>> begin

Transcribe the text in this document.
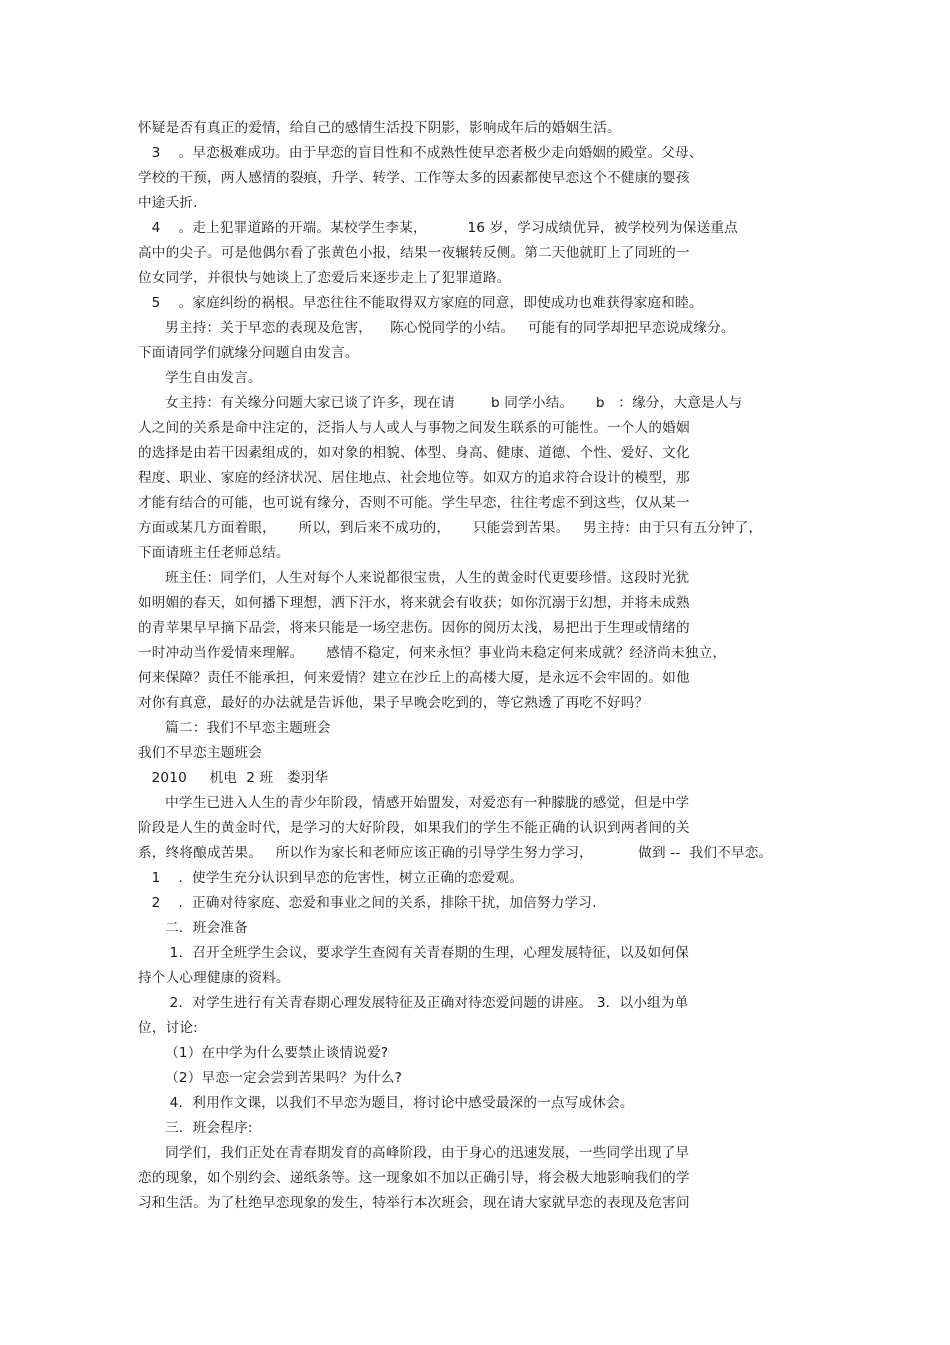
怀疑是否有真正的爱情，给自己的感情生活投下阴影，影响成年后的婚姻生活。
3    。早恋极难成功。由于早恋的盲目性和不成熟性使早恋者极少走向婚姻的殿堂。父母、
学校的干预，两人感情的裂痕，升学、转学、工作等太多的因素都使早恋这个不健康的婴孩
中途夭折.
4    。走上犯罪道路的开端。某校学生李某，         16 岁，学习成绩优异，被学校列为保送重点
高中的尖子。可是他偶尔看了张黄色小报，结果一夜辗转反侧。第二天他就盯上了同班的一
位女同学，并很快与她谈上了恋爱后来逐步走上了犯罪道路。
5    。家庭纠纷的祸根。早恋往往不能取得双方家庭的同意，即使成功也难获得家庭和睦。
男主持：关于早恋的表现及危害，    陈心悦同学的小结。   可能有的同学却把早恋说成缘分。
下面请同学们就缘分问题自由发言。
学生自由发言。
女主持：有关缘分问题大家已谈了许多，现在请        b 同学小结。     b   ：缘分，大意是人与
人之间的关系是命中注定的，泛指人与人或人与事物之间发生联系的可能性。一个人的婚姻
的选择是由若干因素组成的，如对象的相貌、体型、身高、健康、道德、个性、爱好、文化
程度、职业、家庭的经济状况、居住地点、社会地位等。如双方的追求符合设计的模型，那
才能有结合的可能，也可说有缘分，否则不可能。学生早恋，往往考虑不到这些，仅从某一
方面或某几方面着眼，     所以，到后来不成功的，     只能尝到苦果。   男主持：由于只有五分钟了，
下面请班主任老师总结。
班主任：同学们，人生对每个人来说都很宝贵，人生的黄金时代更要珍惜。这段时光犹
如明媚的春天，如何播下理想，洒下汗水，将来就会有收获；如你沉溺于幻想，并将未成熟
的青苹果早早摘下品尝，将来只能是一场空悲伤。因你的阅历太浅，易把出于生理或情绪的
一时冲动当作爱情来理解。     感情不稳定，何来永恒？事业尚未稳定何来成就？经济尚未独立，
何来保障？责任不能承担，何来爱情？建立在沙丘上的高楼大厦，是永远不会牢固的。如他
对你有真意，最好的办法就是告诉他，果子早晚会吃到的，等它熟透了再吃不好吗？
篇二：我们不早恋主题班会
我们不早恋主题班会
2010     机电  2 班   娄羽华
中学生已进入人生的青少年阶段，情感开始盟发，对爱恋有一种朦胧的感觉，但是中学
阶段是人生的黄金时代，是学习的大好阶段，如果我们的学生不能正确的认识到两者间的关
系，终将酿成苦果。   所以作为家长和老师应该正确的引导学生努力学习，          做到 --  我们不早恋。
1    .  使学生充分认识到早恋的危害性，树立正确的恋爱观。
2    .  正确对待家庭、恋爱和事业之间的关系，排除干扰，加倍努力学习.
二．班会准备
1．召开全班学生会议，要求学生查阅有关青春期的生理，心理发展特征，以及如何保
持个人心理健康的资料。
2．对学生进行有关青春期心理发展特征及正确对待恋爱问题的讲座。 3．以小组为单
位，讨论:
（1）在中学为什么要禁止谈情说爱?
（2）早恋一定会尝到苦果吗？为什么?
4．利用作文课，以我们不早恋为题目，将讨论中感受最深的一点写成休会。
三．班会程序:
同学们，我们正处在青春期发育的高峰阶段，由于身心的迅速发展，一些同学出现了早
恋的现象，如个别约会、递纸条等。这一现象如不加以正确引导，将会极大地影响我们的学
习和生活。为了杜绝早恋现象的发生，特举行本次班会，现在请大家就早恋的表现及危害问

>> end

▸ PROBLEM
Take the data above and repeat it exactly, leaving each picture out.

▸ SOLUTION
Transcribe the text in this document.
怀疑是否有真正的爱情，给自己的感情生活投下阴影，影响成年后的婚姻生活。
3    。早恋极难成功。由于早恋的盲目性和不成熟性使早恋者极少走向婚姻的殿堂。父母、
学校的干预，两人感情的裂痕，升学、转学、工作等太多的因素都使早恋这个不健康的婴孩
中途夭折.
4    。走上犯罪道路的开端。某校学生李某，         16 岁，学习成绩优异，被学校列为保送重点
高中的尖子。可是他偶尔看了张黄色小报，结果一夜辗转反侧。第二天他就盯上了同班的一
位女同学，并很快与她谈上了恋爱后来逐步走上了犯罪道路。
5    。家庭纠纷的祸根。早恋往往不能取得双方家庭的同意，即使成功也难获得家庭和睦。
男主持：关于早恋的表现及危害，    陈心悦同学的小结。   可能有的同学却把早恋说成缘分。
下面请同学们就缘分问题自由发言。
学生自由发言。
女主持：有关缘分问题大家已谈了许多，现在请        b 同学小结。     b   ：缘分，大意是人与
人之间的关系是命中注定的，泛指人与人或人与事物之间发生联系的可能性。一个人的婚姻
的选择是由若干因素组成的，如对象的相貌、体型、身高、健康、道德、个性、爱好、文化
程度、职业、家庭的经济状况、居住地点、社会地位等。如双方的追求符合设计的模型，那
才能有结合的可能，也可说有缘分，否则不可能。学生早恋，往往考虑不到这些，仅从某一
方面或某几方面着眼，     所以，到后来不成功的，     只能尝到苦果。   男主持：由于只有五分钟了，
下面请班主任老师总结。
班主任：同学们，人生对每个人来说都很宝贵，人生的黄金时代更要珍惜。这段时光犹
如明媚的春天，如何播下理想，洒下汗水，将来就会有收获；如你沉溺于幻想，并将未成熟
的青苹果早早摘下品尝，将来只能是一场空悲伤。因你的阅历太浅，易把出于生理或情绪的
一时冲动当作爱情来理解。     感情不稳定，何来永恒？事业尚未稳定何来成就？经济尚未独立，
何来保障？责任不能承担，何来爱情？建立在沙丘上的高楼大厦，是永远不会牢固的。如他
对你有真意，最好的办法就是告诉他，果子早晚会吃到的，等它熟透了再吃不好吗？
篇二：我们不早恋主题班会
我们不早恋主题班会
2010     机电  2 班   娄羽华
中学生已进入人生的青少年阶段，情感开始盟发，对爱恋有一种朦胧的感觉，但是中学
阶段是人生的黄金时代，是学习的大好阶段，如果我们的学生不能正确的认识到两者间的关
系，终将酿成苦果。   所以作为家长和老师应该正确的引导学生努力学习，          做到 --  我们不早恋。
1    .  使学生充分认识到早恋的危害性，树立正确的恋爱观。
2    .  正确对待家庭、恋爱和事业之间的关系，排除干扰，加倍努力学习.
二．班会准备
1．召开全班学生会议，要求学生查阅有关青春期的生理，心理发展特征，以及如何保
持个人心理健康的资料。
2．对学生进行有关青春期心理发展特征及正确对待恋爱问题的讲座。 3．以小组为单
位，讨论:
（1）在中学为什么要禁止谈情说爱?
（2）早恋一定会尝到苦果吗？为什么?
4．利用作文课，以我们不早恋为题目，将讨论中感受最深的一点写成休会。
三．班会程序:
同学们，我们正处在青春期发育的高峰阶段，由于身心的迅速发展，一些同学出现了早
恋的现象，如个别约会、递纸条等。这一现象如不加以正确引导，将会极大地影响我们的学
习和生活。为了杜绝早恋现象的发生，特举行本次班会，现在请大家就早恋的表现及危害问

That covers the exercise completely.